Provided text:
In [0]:
pip install pyspark jproperties argparse json5

In [0]:
%fs rm -r /tmp/stream/pykafka_ss/

In [0]:
dbutils.fs.mkdirs("/tmp/stream/pykafka_ss/")

In [0]:
#!/usr/bin/env python3
# -*- coding: utf-8 -*-
"""
Created on Sun Aug  9 11:21:19 2020

@author: sunilmiriyala
"""
# https://spark.apache.org/docs/latest/api/python/index.html

import sys
import pyspark
from pyspark.streaming.kinesis import KinesisUtils, InitialPositionInStream
from pyspark import SparkContext, SparkConf
from pyspark.streaming import StreamingContext
from jproperties import Properties
from pyspark.storagelevel import StorageLevel
from pyspark.sql.types import Row
from pyspark.sql import SparkSession
from pyspark.sql.functions import *
from pyspark.sql.types import *
from pyspark.sql.functions import explode
from pyspark.sql.functions import split
import json5 as json
from pyspark.sql.functions import col

# https://spark.apache.org/docs/latest/api/python/index.html

class MyPySparkApp:
    def __init__(self, **kwargs):
        print("__init__::kwargs:%s" % kwargs)
        self.appname = kwargs.get("spark.name", "MyPySparkKafka")
        self.master = kwargs.get("spark.master", "local")
        self.batch_dur_sec = kwargs.get("spark.stream.batch.duration.secs", 5)

        self.src_type = kwargs.get("data.source.type", "kafka")
        self.src_format = kwargs.get("data.source.format", "json")

        self.kfk_topic = kwargs.get("data.source.kafka.topic")
        self.kfk_topic_out = kwargs.get("data.sink.kafka.topic")
        self.kfk_brokers = kwargs.get("data.source.kafka.brokers")

Recorded data:
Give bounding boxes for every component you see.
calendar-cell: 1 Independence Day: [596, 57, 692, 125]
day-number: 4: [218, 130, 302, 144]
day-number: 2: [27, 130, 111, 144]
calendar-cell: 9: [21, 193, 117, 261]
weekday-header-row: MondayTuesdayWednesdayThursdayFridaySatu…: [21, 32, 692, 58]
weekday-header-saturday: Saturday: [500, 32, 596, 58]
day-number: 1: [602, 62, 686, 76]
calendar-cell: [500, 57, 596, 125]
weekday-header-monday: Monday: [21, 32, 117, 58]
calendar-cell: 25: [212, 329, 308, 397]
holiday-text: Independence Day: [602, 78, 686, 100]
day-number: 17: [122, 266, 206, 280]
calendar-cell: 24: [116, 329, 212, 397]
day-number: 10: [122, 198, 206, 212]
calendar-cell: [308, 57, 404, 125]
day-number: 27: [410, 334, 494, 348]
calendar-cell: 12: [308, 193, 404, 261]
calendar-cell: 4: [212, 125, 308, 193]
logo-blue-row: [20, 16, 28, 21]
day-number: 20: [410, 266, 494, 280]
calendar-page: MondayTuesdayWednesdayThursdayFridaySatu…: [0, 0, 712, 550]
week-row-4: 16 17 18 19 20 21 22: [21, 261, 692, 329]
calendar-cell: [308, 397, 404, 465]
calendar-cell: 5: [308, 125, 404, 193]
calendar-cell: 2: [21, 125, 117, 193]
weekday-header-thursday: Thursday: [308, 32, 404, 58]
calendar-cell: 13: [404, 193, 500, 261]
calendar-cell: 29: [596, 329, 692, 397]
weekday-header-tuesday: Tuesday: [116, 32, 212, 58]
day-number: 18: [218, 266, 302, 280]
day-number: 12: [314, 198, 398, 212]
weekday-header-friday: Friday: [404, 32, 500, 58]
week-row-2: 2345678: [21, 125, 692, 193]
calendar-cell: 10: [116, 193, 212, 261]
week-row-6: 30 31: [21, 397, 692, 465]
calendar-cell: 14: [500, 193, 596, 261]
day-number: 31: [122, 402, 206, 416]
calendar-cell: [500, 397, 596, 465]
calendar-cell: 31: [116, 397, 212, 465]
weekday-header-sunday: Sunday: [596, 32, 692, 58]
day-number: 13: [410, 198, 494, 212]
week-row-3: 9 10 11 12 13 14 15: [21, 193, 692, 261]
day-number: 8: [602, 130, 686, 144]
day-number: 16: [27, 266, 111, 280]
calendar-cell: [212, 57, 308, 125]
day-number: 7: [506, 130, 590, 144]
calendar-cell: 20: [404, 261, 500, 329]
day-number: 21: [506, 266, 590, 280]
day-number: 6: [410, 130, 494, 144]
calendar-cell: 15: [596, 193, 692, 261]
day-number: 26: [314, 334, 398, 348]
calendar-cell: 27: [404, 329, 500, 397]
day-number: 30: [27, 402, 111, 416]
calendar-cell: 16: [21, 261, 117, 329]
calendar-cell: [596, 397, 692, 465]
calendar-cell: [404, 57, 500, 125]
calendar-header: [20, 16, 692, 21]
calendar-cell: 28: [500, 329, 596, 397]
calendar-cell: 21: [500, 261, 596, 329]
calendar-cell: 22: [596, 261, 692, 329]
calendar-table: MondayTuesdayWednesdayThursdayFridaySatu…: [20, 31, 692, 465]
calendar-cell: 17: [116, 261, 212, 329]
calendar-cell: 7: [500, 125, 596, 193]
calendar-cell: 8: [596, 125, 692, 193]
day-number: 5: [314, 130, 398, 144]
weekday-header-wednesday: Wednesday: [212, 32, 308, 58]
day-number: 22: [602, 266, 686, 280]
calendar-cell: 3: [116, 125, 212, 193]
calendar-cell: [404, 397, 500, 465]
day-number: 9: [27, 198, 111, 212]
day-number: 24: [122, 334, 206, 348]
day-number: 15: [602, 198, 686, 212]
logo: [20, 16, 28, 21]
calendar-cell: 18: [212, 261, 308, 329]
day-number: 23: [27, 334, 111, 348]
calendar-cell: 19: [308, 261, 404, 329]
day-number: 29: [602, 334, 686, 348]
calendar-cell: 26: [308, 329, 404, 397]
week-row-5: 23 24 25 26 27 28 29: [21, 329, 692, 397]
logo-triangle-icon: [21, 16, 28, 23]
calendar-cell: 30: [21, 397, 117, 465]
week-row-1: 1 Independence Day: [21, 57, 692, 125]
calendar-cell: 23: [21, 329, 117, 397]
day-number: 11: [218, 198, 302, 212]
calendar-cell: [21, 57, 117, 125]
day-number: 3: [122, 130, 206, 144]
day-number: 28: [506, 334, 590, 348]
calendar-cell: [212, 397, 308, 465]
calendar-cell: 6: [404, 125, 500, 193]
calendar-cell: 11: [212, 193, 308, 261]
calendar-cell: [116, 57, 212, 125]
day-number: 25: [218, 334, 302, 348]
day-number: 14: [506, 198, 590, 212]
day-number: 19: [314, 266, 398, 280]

List of tasks:
- a) Render the records as a JSON list of strings, one string per line with blank lines omitted, from the first line of the records through the line containing "weekday-header-thursday: Thursday: [308, 32, 404, 58]".
- b) Extend the PySpark Kafka streaming notebook from its final line onward.

Answers to the tasks:
- a)
[
  "Give bounding boxes for every component you see.",
  "calendar-cell: 1 Independence Day: [596, 57, 692, 125]",
  "day-number: 4: [218, 130, 302, 144]",
  "day-number: 2: [27, 130, 111, 144]",
  "calendar-cell: 9: [21, 193, 117, 261]",
  "weekday-header-row: MondayTuesdayWednesdayThursdayFridaySatu…: [21, 32, 692, 58]",
  "weekday-header-saturday: Saturday: [500, 32, 596, 58]",
  "day-number: 1: [602, 62, 686, 76]",
  "calendar-cell: [500, 57, 596, 125]",
  "weekday-header-monday: Monday: [21, 32, 117, 58]",
  "calendar-cell: 25: [212, 329, 308, 397]",
  "holiday-text: Independence Day: [602, 78, 686, 100]",
  "day-number: 17: [122, 266, 206, 280]",
  "calendar-cell: 24: [116, 329, 212, 397]",
  "day-number: 10: [122, 198, 206, 212]",
  "calendar-cell: [308, 57, 404, 125]",
  "day-number: 27: [410, 334, 494, 348]",
  "calendar-cell: 12: [308, 193, 404, 261]",
  "calendar-cell: 4: [212, 125, 308, 193]",
  "logo-blue-row: [20, 16, 28, 21]",
  "day-number: 20: [410, 266, 494, 280]",
  "calendar-page: MondayTuesdayWednesdayThursdayFridaySatu…: [0, 0, 712, 550]",
  "week-row-4: 16 17 18 19 20 21 22: [21, 261, 692, 329]",
  "calendar-cell: [308, 397, 404, 465]",
  "calendar-cell: 5: [308, 125, 404, 193]",
  "calendar-cell: 2: [21, 125, 117, 193]",
  "weekday-header-thursday: Thursday: [308, 32, 404, 58]"
]

- b)
        
        self.kfk_start = kwargs.get("data.source.kafka.startingposition", "earliest")
        self.kfk_chkpoint_int = kwargs.get("data.source.kafka.checkpointinterval", 10)
        self.kfk_chkpoint_dir = kwargs.get("data.source.kafka.checkpointdir", "/tmp/")

        self.kfk_auto_commit = kwargs.get("enable.auto.commit", True)
        self.sasl_protocol = kwargs.get("security.protocol", "SASL_SSL")
        self.sasl_mech = kwargs.get("sasl.mechanisms", "SCRAM-SHA-256")
        self.sasl_username = kwargs.get("sasl.username")
        self.sasl_password = kwargs.get("sasl.password")
        self.file_location = kwargs.get("data.lookup.location")
        self.file_names = kwargs.get("data.lookup.files")

        self.conf = SparkConf().setAppName(self.appname)
        print("__init__::self.conf:%s" % self.conf)
        sc.setCheckpointDir(self.kfk_chkpoint_dir)

        self.ssc = StreamingContext(sc, int(self.batch_dur_sec))
        print("__init__::self.ssc:%s" % (self.ssc))

        self.spark = SparkSession.builder.config(conf=self.conf).getOrCreate()
        print("__init__::self.spark:%s" % self.spark)

    def loadLookupTable(self):
        if self.file_names is None:
            print("loadLookupTable::file_name is none")
            return None
        files = self.file_names.split(",")
        lookupTableDF = self.readFile(filePath=self.file_location + files[0])
        try:
          lookupTableDF.createTempView("BROADCAST_CUST")
        except Exception as ex:
          print("loadLookupTable::Exception:", str(ex))

    def readFile(self, filePath):
        print("readFile::**********************")
        print("readFile::filePath:%s" % filePath)
        df = self.spark.read.format('csv').options(header='true').options(inferSchema='true').load(filePath).cache()
        print("readFile::df:%s" % (df))
        df.printSchema()
        df.show(truncate=True)
        #print("readFile::df.count:%s" % df.count())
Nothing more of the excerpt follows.